[Stored records]
──────────────────────────────
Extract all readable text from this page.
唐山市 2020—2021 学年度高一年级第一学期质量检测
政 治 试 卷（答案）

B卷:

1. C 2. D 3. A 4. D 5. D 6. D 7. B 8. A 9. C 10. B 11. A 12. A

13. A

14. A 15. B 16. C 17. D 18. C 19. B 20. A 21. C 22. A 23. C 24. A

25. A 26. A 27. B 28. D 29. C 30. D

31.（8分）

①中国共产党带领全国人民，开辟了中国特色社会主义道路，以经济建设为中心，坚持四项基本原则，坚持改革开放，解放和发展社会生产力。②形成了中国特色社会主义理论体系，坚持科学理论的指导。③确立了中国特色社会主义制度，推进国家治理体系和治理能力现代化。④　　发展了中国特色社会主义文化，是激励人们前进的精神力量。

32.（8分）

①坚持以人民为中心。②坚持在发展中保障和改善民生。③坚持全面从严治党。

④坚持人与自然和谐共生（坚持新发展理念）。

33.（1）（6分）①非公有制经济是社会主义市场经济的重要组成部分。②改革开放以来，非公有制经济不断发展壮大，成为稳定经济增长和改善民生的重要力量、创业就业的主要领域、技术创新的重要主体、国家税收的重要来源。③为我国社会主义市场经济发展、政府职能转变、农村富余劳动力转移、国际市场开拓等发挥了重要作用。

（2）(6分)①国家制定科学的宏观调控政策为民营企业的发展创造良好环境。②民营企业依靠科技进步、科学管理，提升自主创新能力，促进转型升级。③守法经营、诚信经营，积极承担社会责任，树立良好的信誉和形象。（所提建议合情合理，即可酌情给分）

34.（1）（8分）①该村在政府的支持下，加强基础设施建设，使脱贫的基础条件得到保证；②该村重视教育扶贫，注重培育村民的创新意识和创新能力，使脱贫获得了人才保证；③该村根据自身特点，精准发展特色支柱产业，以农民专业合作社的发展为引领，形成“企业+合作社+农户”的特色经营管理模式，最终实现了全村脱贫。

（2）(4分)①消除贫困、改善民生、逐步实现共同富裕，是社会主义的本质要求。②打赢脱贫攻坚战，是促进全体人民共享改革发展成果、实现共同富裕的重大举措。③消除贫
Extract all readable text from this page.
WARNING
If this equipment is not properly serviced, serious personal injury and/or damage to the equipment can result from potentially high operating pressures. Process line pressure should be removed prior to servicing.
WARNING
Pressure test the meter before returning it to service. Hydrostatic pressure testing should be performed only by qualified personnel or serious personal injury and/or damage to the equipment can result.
──────────────────────────────
Using the listing above, say how many of its lines contain the string "damage", giving nothing but the figure.

• **RESULT**:
2